# Given records
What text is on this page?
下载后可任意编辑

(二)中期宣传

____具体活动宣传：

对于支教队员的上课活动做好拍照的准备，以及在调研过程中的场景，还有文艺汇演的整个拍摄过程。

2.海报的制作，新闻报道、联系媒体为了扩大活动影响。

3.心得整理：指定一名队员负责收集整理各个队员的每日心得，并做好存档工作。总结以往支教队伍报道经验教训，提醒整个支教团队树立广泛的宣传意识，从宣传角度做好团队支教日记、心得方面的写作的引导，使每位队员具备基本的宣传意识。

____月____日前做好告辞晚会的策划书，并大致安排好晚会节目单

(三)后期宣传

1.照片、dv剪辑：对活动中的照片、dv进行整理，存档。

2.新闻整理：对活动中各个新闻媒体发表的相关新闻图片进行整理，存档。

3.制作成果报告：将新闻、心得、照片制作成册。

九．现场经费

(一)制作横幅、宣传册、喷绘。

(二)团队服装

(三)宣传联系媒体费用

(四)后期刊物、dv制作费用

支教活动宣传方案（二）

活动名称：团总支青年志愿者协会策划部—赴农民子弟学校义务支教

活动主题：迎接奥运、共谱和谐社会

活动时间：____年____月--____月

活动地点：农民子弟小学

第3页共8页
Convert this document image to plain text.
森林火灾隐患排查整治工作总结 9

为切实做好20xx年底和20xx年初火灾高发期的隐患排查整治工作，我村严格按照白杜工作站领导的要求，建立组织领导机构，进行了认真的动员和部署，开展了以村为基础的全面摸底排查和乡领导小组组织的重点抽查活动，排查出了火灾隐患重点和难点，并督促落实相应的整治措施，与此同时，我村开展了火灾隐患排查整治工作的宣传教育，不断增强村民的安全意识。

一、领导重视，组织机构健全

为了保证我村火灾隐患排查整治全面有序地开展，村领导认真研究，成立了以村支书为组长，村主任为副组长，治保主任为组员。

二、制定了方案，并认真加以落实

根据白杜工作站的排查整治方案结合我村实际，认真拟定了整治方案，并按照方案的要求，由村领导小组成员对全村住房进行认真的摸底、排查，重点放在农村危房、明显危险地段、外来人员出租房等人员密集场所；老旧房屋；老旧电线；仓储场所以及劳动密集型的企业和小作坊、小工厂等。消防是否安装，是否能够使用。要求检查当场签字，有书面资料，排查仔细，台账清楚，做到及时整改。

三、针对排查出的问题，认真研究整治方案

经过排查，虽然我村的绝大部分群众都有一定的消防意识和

# Given problem
The entries above must be returned exactly.

# Final answer
What text is on this page?
下载后可任意编辑

(二)中期宣传

____具体活动宣传：

对于支教队员的上课活动做好拍照的准备，以及在调研过程中的场景，还有文艺汇演的整个拍摄过程。

2.海报的制作，新闻报道、联系媒体为了扩大活动影响。

3.心得整理：指定一名队员负责收集整理各个队员的每日心得，并做好存档工作。总结以往支教队伍报道经验教训，提醒整个支教团队树立广泛的宣传意识，从宣传角度做好团队支教日记、心得方面的写作的引导，使每位队员具备基本的宣传意识。

____月____日前做好告辞晚会的策划书，并大致安排好晚会节目单

(三)后期宣传

1.照片、dv剪辑：对活动中的照片、dv进行整理，存档。

2.新闻整理：对活动中各个新闻媒体发表的相关新闻图片进行整理，存档。

3.制作成果报告：将新闻、心得、照片制作成册。

九．现场经费

(一)制作横幅、宣传册、喷绘。

(二)团队服装

(三)宣传联系媒体费用

(四)后期刊物、dv制作费用

支教活动宣传方案（二）

活动名称：团总支青年志愿者协会策划部—赴农民子弟学校义务支教

活动主题：迎接奥运、共谱和谐社会

活动时间：____年____月--____月

活动地点：农民子弟小学

第3页共8页
Convert this document image to plain text.
森林火灾隐患排查整治工作总结 9

为切实做好20xx年底和20xx年初火灾高发期的隐患排查整治工作，我村严格按照白杜工作站领导的要求，建立组织领导机构，进行了认真的动员和部署，开展了以村为基础的全面摸底排查和乡领导小组组织的重点抽查活动，排查出了火灾隐患重点和难点，并督促落实相应的整治措施，与此同时，我村开展了火灾隐患排查整治工作的宣传教育，不断增强村民的安全意识。

一、领导重视，组织机构健全

为了保证我村火灾隐患排查整治全面有序地开展，村领导认真研究，成立了以村支书为组长，村主任为副组长，治保主任为组员。

二、制定了方案，并认真加以落实

根据白杜工作站的排查整治方案结合我村实际，认真拟定了整治方案，并按照方案的要求，由村领导小组成员对全村住房进行认真的摸底、排查，重点放在农村危房、明显危险地段、外来人员出租房等人员密集场所；老旧房屋；老旧电线；仓储场所以及劳动密集型的企业和小作坊、小工厂等。消防是否安装，是否能够使用。要求检查当场签字，有书面资料，排查仔细，台账清楚，做到及时整改。

三、针对排查出的问题，认真研究整治方案

经过排查，虽然我村的绝大部分群众都有一定的消防意识和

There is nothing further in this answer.